▶ **Source material**:
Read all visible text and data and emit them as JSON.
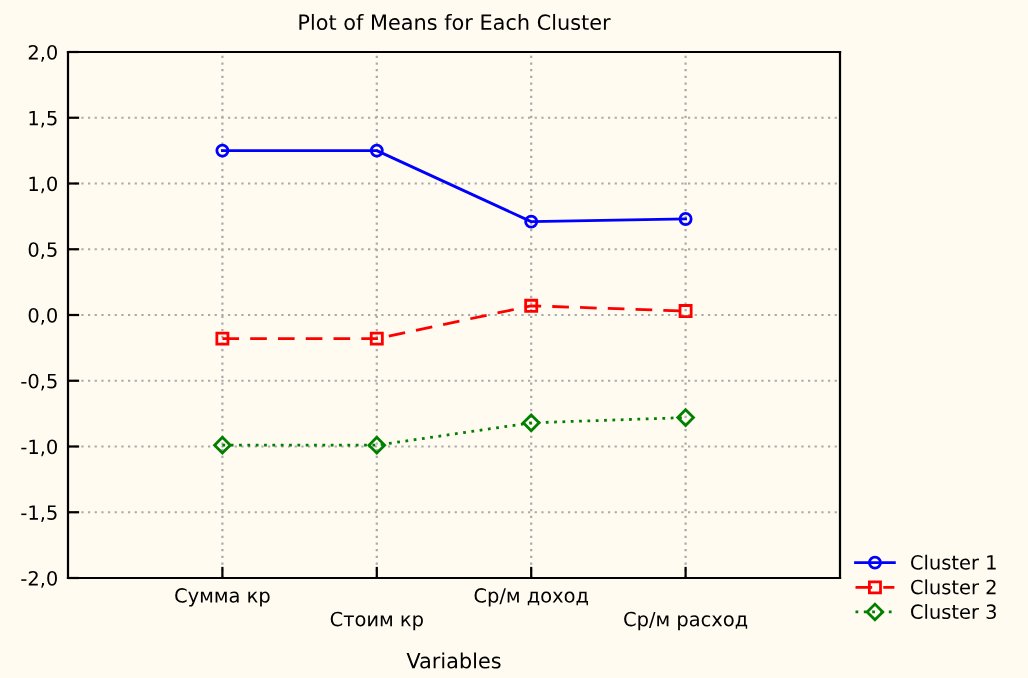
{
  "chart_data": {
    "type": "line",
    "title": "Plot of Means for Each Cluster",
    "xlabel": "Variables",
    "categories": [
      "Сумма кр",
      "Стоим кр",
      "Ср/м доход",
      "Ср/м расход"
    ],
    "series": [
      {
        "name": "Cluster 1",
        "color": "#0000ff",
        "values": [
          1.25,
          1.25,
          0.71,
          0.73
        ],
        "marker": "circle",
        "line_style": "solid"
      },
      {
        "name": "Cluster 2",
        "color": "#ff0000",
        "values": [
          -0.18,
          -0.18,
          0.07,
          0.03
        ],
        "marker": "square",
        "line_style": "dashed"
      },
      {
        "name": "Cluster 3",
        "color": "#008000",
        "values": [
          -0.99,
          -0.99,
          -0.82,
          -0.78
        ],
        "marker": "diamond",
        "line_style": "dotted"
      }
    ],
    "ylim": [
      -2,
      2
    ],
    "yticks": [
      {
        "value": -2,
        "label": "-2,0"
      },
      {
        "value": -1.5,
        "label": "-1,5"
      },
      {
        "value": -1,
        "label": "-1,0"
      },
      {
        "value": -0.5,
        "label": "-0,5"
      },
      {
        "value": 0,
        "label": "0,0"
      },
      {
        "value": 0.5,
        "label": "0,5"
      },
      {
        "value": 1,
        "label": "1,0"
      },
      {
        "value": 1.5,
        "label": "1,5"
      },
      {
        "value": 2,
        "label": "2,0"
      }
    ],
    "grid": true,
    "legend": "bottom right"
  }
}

▶ **Aim**:
Tally the lines of the records holding the word "marker", then give only the resulting number.

▶ **Solution to this task**:
3